# [Written problem]
Every line below that holds the string "play" should be copied out.

# [Stored items]
►

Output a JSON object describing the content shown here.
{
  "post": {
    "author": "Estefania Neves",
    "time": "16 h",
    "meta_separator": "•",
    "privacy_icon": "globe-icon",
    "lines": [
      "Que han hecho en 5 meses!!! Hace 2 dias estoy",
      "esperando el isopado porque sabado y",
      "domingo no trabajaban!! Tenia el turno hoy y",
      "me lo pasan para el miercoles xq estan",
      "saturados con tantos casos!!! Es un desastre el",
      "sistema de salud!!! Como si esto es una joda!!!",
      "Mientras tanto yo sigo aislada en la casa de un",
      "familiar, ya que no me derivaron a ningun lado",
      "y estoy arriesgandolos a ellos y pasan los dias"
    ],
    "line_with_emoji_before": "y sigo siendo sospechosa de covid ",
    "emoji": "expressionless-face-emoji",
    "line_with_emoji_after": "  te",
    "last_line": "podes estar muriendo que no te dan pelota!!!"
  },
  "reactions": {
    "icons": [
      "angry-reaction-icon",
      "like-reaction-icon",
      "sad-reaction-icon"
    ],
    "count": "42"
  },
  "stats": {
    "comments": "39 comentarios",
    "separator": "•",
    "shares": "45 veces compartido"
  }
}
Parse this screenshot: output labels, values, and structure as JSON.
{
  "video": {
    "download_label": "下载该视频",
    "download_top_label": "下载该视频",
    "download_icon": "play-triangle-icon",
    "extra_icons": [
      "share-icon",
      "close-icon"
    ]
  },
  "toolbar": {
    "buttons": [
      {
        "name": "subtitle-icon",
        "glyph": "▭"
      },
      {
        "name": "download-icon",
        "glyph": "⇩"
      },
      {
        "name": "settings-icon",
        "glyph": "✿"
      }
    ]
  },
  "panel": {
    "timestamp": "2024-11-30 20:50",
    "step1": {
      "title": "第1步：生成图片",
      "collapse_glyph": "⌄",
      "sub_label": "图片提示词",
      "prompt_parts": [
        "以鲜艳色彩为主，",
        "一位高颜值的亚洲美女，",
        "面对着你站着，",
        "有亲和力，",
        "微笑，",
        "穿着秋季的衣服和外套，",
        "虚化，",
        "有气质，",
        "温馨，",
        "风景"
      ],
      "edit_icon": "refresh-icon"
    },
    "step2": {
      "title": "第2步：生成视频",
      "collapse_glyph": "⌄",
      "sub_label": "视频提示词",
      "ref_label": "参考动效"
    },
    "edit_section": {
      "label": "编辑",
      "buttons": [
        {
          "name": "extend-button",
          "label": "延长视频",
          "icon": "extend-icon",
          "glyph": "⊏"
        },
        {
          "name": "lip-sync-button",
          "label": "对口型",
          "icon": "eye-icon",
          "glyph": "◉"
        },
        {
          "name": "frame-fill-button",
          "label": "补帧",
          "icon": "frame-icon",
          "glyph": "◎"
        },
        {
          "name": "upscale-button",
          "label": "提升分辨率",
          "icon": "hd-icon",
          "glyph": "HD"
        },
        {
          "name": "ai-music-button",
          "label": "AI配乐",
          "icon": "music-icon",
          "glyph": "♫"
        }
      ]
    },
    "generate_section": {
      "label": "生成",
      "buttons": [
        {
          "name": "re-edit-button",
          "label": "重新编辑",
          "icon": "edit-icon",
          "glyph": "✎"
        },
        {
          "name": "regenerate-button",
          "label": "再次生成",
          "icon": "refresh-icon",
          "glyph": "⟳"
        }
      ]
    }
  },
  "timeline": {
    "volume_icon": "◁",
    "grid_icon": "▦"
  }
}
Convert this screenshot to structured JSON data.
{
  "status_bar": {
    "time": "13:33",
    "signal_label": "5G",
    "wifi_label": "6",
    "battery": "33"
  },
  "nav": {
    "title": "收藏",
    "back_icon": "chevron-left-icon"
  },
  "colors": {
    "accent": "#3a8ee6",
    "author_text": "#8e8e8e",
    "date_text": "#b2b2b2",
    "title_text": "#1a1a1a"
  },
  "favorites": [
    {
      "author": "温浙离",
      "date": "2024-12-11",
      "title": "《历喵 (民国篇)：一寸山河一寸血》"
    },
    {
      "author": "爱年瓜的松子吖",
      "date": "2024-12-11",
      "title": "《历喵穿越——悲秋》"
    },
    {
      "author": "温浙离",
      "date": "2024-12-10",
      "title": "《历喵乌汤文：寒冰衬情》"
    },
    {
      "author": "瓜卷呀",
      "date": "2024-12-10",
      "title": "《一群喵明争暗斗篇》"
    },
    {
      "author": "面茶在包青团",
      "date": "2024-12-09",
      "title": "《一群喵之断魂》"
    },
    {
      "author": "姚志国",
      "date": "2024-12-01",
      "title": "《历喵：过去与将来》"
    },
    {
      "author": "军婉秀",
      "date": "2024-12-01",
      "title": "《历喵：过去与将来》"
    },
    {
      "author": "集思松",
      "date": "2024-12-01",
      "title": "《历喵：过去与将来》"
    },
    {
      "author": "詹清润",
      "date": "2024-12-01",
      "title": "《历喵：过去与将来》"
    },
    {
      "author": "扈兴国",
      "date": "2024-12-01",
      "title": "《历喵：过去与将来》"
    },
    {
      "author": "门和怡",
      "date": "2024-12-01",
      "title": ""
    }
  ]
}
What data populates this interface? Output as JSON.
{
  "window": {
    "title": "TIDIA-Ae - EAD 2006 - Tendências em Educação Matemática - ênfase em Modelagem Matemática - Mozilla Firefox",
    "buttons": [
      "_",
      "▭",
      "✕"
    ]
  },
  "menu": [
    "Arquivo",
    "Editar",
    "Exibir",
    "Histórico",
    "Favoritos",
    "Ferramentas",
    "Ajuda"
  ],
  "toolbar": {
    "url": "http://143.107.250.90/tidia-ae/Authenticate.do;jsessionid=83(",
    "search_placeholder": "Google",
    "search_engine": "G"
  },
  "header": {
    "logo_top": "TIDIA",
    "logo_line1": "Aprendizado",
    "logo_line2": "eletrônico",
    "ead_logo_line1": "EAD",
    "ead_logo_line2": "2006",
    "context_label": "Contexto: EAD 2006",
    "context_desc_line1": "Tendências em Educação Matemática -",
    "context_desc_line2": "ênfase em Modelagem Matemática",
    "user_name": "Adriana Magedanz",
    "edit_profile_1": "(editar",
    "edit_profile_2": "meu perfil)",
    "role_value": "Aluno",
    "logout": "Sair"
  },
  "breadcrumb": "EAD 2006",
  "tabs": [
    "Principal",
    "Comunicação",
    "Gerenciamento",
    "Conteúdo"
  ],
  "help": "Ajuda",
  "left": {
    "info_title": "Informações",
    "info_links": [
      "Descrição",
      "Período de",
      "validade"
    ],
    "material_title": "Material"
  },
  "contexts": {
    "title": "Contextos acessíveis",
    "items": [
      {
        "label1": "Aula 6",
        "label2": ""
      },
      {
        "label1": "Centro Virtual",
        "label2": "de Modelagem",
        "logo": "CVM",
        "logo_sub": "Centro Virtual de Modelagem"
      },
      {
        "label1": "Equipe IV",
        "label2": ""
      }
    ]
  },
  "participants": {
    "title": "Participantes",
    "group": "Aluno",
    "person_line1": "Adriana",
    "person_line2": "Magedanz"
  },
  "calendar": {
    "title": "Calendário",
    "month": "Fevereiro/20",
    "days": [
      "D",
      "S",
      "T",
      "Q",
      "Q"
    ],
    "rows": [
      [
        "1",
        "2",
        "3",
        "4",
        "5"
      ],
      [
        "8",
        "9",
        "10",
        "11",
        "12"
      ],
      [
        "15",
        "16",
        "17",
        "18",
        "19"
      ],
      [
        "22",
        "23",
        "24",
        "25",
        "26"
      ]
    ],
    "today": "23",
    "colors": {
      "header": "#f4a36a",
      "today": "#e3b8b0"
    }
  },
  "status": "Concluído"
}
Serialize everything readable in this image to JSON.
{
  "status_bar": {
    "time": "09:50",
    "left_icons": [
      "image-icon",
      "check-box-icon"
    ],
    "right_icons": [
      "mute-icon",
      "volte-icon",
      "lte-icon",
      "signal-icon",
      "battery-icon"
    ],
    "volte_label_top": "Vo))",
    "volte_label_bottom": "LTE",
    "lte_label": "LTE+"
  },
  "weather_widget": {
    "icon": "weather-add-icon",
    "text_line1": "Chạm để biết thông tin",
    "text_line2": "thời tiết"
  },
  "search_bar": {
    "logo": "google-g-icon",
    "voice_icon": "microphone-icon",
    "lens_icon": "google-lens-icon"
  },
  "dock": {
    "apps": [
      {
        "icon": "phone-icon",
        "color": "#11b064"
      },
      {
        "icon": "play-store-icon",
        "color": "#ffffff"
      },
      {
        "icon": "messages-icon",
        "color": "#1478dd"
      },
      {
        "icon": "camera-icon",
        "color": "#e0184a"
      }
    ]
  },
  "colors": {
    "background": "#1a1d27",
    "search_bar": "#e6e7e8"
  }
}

◄

# [Expected answer]
    "download_icon": "play-triangle-icon",
        "icon": "play-store-icon",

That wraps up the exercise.